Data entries
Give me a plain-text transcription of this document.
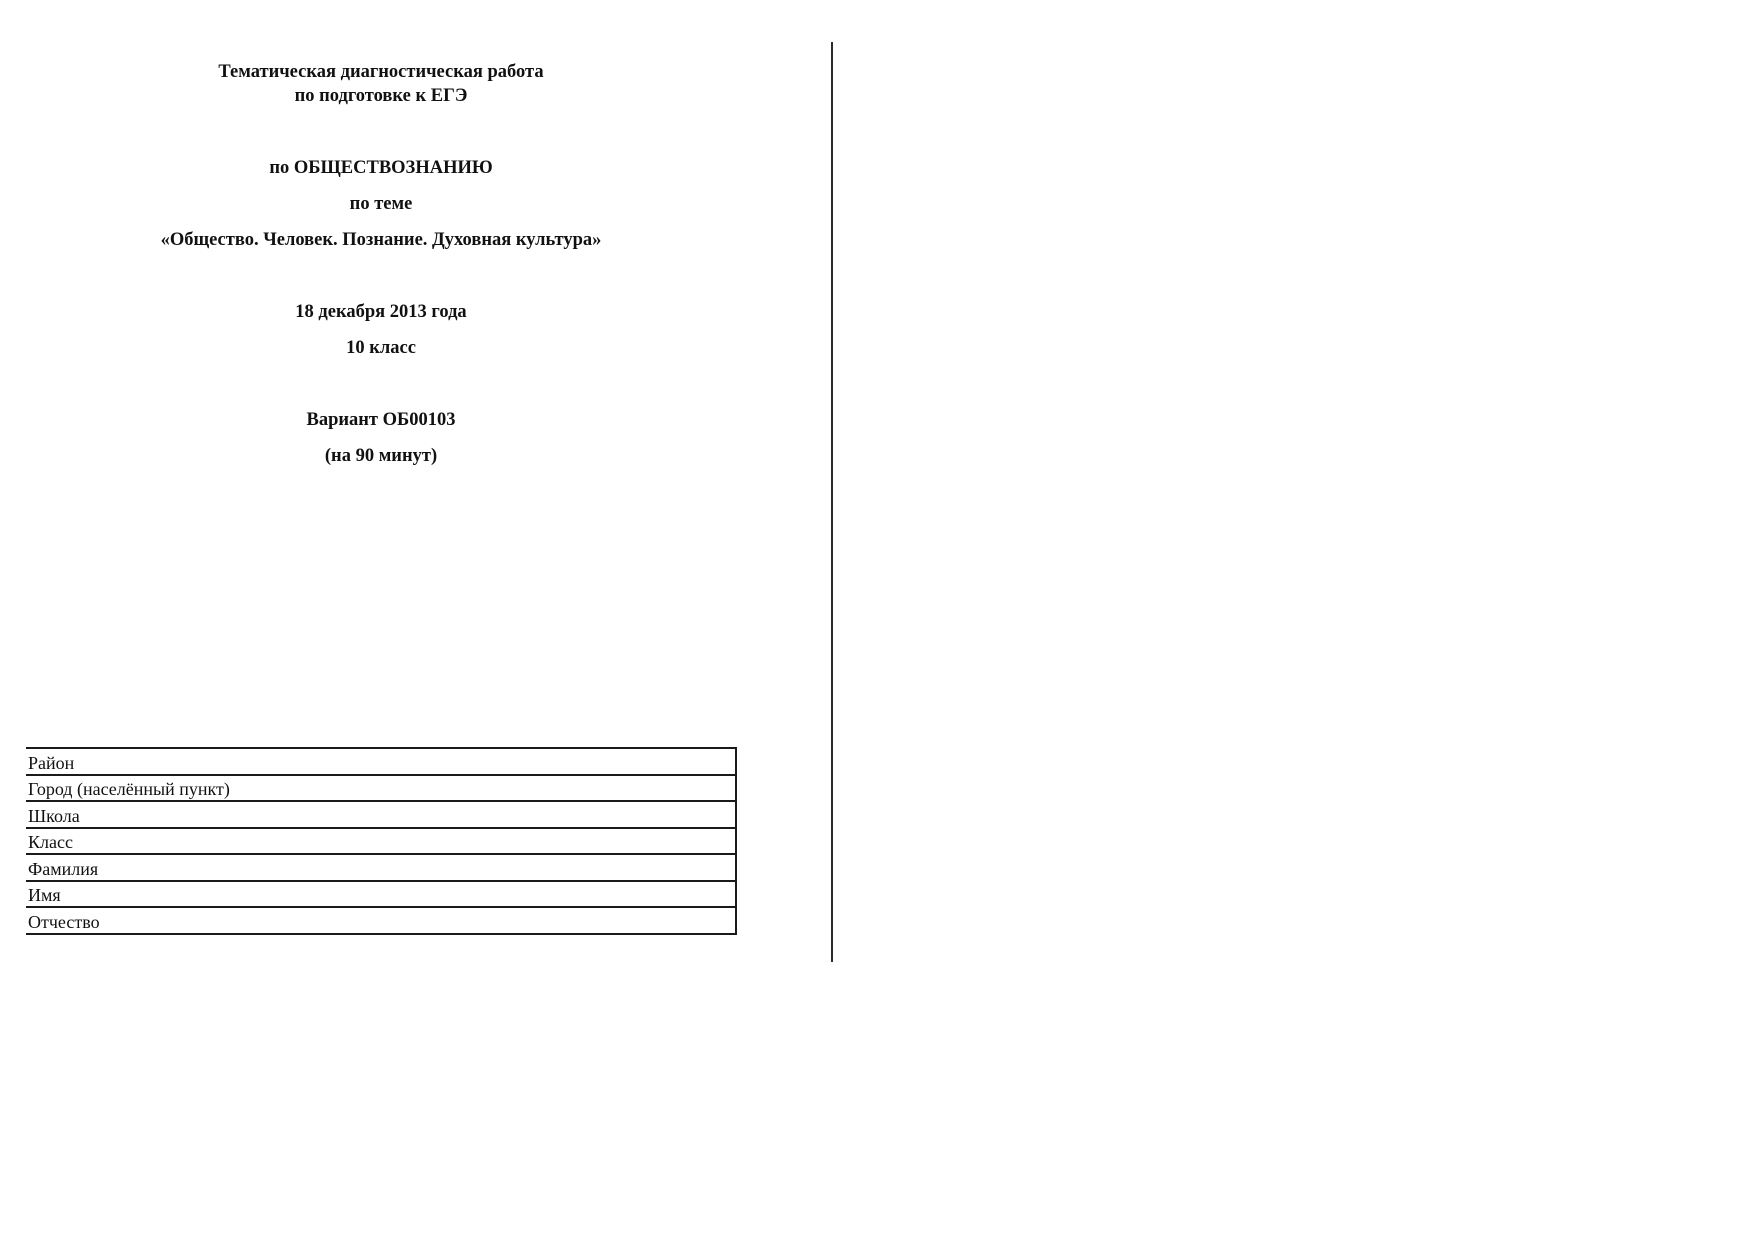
Тематическая диагностическая работа
по подготовке к ЕГЭ
по ОБЩЕСТВОЗНАНИЮ
по теме
«Общество. Человек. Познание. Духовная культура»
18 декабря 2013 года
10 класс
Вариант ОБ00103
(на 90 минут)
Район
Город (населённый пункт)
Школа
Класс
Фамилия
Имя
Отчество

▶ Exercise task: All of the material above should be reproduced exactly, except the pictures.

▶ Answer to the problem:
Give me a plain-text transcription of this document.
Тематическая диагностическая работа
по подготовке к ЕГЭ
по ОБЩЕСТВОЗНАНИЮ
по теме
«Общество. Человек. Познание. Духовная культура»
18 декабря 2013 года
10 класс
Вариант ОБ00103
(на 90 минут)
Район
Город (населённый пункт)
Школа
Класс
Фамилия
Имя
Отчество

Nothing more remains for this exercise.